AIM
Within the listing below, locate all lines containing the word "purgatory". Copy each one.

○ ○ ○ ○

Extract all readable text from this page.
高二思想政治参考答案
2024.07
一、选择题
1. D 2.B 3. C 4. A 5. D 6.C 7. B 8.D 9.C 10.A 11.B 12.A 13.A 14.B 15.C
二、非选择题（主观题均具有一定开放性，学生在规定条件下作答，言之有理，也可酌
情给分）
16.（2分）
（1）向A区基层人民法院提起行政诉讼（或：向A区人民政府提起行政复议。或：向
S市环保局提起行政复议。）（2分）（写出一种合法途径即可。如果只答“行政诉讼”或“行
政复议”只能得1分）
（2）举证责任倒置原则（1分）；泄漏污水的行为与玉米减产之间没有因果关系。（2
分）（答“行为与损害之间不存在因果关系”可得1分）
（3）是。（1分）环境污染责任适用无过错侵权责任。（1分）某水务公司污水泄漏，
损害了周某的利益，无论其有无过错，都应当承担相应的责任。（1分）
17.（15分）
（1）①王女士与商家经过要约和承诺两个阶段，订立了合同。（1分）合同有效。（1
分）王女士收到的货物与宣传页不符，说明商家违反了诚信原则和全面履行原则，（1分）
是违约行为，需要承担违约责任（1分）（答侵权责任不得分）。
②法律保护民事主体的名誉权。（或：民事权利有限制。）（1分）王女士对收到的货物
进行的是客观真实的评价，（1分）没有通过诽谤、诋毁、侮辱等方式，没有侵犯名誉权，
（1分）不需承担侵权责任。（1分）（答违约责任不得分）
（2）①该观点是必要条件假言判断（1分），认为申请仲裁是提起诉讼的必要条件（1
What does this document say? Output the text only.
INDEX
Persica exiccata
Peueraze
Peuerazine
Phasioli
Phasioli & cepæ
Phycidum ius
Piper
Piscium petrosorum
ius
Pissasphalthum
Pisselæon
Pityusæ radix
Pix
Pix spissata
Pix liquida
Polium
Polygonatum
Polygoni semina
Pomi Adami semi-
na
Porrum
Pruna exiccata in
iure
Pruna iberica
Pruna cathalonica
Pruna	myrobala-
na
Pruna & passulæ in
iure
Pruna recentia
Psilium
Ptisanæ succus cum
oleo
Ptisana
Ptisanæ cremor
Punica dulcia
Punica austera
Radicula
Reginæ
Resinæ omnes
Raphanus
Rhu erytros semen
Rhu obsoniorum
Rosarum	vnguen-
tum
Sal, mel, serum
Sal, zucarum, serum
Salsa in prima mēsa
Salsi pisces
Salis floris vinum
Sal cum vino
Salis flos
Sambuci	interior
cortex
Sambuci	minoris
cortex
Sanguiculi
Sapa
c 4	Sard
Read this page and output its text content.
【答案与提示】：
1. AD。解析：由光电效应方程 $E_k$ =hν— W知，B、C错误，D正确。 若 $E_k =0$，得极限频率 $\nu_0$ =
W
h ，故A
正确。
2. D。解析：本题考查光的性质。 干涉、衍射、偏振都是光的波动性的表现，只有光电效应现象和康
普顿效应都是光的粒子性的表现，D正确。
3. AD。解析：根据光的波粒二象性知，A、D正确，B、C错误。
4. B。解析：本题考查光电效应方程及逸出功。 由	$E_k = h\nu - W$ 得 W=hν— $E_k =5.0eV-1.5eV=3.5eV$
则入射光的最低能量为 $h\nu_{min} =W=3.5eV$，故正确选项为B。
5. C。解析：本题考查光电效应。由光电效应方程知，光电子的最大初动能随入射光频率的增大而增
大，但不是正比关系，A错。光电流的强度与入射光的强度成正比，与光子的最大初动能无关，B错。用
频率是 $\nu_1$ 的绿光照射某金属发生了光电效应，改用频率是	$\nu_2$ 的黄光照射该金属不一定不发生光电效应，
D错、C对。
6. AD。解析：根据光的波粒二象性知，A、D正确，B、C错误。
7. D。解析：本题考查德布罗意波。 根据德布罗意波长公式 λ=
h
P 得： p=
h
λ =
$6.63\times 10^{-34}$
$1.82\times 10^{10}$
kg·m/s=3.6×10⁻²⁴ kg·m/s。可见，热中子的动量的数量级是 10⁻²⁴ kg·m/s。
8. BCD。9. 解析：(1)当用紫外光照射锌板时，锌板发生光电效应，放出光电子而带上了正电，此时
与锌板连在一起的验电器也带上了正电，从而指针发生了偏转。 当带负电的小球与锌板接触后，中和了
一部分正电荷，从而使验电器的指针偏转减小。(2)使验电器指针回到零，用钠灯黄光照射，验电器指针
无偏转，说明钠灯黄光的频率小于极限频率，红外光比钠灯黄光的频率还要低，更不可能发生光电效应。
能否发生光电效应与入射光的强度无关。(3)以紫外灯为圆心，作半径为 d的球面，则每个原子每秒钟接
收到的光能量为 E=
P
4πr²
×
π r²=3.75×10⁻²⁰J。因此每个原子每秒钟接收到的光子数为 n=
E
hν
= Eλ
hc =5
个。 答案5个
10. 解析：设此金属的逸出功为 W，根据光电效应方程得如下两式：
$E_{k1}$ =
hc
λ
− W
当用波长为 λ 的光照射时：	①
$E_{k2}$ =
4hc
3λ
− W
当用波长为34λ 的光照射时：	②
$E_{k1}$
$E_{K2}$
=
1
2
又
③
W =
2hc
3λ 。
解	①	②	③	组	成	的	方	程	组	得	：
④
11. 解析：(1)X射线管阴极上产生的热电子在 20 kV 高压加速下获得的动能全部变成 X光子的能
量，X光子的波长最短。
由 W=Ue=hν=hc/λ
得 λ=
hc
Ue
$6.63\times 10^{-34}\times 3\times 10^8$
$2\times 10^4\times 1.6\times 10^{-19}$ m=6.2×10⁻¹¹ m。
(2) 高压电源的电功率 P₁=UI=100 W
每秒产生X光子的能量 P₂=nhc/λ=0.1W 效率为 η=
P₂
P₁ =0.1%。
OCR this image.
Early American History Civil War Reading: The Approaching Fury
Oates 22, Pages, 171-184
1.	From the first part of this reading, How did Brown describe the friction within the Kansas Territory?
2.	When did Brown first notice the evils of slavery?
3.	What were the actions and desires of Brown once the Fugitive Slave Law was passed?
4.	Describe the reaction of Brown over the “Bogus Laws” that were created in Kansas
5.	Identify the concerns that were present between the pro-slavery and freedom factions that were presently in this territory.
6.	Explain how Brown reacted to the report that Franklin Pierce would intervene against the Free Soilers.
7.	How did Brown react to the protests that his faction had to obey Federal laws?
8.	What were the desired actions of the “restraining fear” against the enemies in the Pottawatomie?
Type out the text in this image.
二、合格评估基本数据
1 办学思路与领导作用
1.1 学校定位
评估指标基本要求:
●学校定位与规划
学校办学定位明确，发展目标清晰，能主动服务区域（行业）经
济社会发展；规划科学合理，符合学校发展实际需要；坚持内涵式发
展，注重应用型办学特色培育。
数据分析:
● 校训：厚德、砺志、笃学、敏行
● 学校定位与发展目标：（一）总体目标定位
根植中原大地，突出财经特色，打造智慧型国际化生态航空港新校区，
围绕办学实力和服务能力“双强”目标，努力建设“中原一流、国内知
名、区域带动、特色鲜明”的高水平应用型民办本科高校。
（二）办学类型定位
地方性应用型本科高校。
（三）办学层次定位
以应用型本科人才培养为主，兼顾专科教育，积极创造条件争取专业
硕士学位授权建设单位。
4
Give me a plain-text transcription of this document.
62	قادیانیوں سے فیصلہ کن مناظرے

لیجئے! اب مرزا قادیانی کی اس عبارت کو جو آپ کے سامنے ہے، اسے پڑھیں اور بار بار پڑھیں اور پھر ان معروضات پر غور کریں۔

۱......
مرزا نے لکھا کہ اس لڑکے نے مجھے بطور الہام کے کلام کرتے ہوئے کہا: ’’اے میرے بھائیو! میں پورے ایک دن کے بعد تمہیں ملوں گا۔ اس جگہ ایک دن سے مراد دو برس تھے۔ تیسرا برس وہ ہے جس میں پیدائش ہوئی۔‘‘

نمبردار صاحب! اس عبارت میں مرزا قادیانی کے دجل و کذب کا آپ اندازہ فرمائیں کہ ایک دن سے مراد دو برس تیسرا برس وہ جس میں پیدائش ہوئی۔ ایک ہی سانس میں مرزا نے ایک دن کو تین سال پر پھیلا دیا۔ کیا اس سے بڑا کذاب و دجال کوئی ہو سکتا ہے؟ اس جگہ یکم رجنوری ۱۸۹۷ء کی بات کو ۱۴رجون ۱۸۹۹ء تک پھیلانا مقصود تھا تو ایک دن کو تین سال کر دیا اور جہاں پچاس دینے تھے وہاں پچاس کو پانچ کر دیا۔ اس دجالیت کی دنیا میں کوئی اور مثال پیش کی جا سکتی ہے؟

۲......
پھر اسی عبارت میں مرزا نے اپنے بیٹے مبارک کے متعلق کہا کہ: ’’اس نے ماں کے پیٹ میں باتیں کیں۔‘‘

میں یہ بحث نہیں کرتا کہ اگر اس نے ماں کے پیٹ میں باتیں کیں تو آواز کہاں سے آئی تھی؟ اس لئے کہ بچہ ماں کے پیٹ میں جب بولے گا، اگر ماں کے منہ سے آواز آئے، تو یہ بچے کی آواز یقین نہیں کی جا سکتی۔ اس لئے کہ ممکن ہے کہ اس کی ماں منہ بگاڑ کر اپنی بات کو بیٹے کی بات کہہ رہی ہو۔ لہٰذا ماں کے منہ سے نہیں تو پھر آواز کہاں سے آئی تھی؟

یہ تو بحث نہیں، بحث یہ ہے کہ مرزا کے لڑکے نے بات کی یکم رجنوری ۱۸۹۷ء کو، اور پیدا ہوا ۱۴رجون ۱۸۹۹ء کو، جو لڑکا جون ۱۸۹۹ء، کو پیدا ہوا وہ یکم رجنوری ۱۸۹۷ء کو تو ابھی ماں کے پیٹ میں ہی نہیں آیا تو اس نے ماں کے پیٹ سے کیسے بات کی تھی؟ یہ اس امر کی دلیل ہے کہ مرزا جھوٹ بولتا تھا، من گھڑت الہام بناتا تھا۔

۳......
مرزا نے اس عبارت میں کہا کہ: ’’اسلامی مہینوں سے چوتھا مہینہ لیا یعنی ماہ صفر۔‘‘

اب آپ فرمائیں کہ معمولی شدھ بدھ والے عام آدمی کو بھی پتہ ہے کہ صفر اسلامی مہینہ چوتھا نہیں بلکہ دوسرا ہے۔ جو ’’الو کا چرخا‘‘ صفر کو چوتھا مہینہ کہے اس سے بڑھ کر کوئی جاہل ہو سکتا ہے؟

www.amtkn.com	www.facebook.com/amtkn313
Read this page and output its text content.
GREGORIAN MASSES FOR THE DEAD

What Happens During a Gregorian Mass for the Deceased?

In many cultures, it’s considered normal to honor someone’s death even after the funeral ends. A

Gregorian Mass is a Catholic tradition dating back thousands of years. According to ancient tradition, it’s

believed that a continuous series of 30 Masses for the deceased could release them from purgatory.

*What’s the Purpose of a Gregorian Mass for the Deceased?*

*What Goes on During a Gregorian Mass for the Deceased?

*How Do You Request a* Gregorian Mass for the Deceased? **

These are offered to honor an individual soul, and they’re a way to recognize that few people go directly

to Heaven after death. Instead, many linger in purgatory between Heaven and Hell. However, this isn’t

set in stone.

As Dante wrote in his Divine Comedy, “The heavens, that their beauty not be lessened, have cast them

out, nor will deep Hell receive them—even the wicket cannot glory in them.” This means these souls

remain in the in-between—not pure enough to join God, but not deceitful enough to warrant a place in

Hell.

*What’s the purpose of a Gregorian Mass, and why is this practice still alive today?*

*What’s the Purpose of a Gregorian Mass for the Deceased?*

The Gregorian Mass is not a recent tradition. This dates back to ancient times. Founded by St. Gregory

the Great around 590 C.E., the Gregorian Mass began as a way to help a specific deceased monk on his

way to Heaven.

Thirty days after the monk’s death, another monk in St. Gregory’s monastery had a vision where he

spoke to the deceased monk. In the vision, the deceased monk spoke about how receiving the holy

○ ○ ○ ○

WRITTEN SOLUTION
believed that a continuous series of 30 Masses for the deceased could release them from purgatory.
to Heaven after death. Instead, many linger in purgatory between Heaven and Hell. However, this isn’t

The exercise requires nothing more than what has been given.